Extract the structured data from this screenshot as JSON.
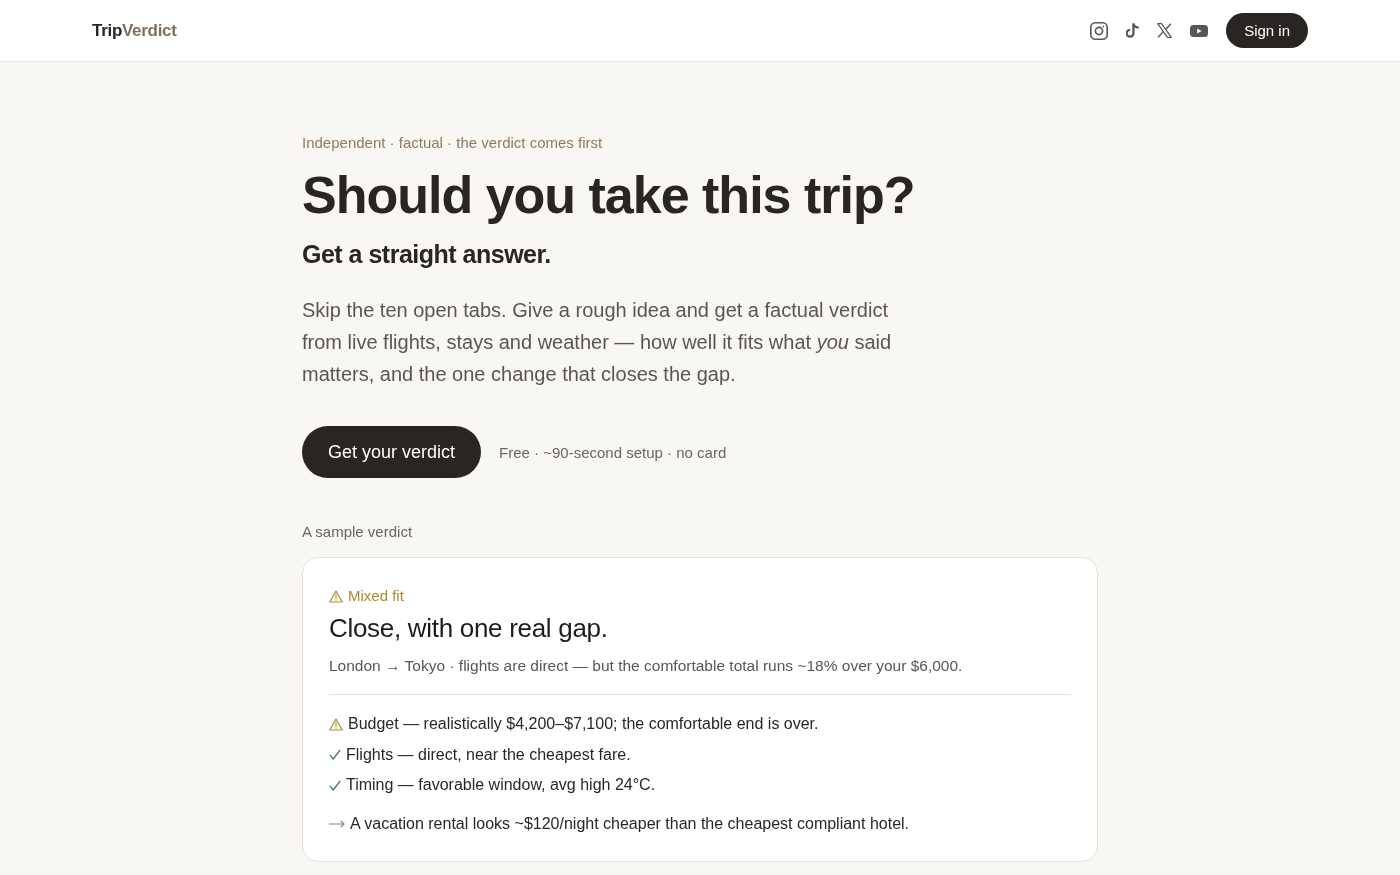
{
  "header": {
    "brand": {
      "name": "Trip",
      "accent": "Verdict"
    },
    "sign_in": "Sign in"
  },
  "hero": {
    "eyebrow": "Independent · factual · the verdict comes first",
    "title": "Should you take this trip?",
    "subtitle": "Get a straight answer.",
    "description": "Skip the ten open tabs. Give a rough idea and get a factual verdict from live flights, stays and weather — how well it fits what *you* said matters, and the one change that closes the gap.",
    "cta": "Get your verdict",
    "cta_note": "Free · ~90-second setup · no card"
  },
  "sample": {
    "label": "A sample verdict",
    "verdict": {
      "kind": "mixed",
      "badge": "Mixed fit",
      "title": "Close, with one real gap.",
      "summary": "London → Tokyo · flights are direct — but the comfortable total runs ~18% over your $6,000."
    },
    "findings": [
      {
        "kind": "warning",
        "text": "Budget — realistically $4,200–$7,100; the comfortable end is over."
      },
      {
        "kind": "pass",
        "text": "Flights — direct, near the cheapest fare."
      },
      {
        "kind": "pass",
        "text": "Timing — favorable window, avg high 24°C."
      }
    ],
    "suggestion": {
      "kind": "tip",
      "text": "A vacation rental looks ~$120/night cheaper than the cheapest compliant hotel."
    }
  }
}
------------------------
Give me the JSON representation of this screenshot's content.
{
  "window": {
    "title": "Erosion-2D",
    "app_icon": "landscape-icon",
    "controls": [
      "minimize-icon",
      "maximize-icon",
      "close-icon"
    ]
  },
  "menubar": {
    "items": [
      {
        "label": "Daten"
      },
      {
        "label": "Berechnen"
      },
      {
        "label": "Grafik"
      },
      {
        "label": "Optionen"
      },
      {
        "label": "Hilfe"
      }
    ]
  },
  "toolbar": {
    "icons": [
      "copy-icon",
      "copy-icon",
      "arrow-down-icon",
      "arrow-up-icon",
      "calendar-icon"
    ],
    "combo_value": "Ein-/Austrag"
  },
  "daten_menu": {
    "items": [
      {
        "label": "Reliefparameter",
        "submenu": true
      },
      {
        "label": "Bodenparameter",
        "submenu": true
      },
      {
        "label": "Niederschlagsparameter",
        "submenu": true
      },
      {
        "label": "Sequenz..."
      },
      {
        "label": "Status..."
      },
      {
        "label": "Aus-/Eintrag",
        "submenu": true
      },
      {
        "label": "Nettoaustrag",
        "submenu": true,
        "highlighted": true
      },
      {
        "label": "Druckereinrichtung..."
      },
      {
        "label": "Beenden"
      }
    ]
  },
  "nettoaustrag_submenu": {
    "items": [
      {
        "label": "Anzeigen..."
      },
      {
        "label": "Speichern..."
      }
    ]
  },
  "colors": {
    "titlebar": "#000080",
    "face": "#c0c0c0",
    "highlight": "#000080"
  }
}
------------------------
● EXERCISE: Copy out each line in the listing that has the word "your".

● SOLUTION:
    "cta": "Get your verdict",
      "summary": "London → Tokyo · flights are direct — but the comfortable total runs ~18% over your $6,000."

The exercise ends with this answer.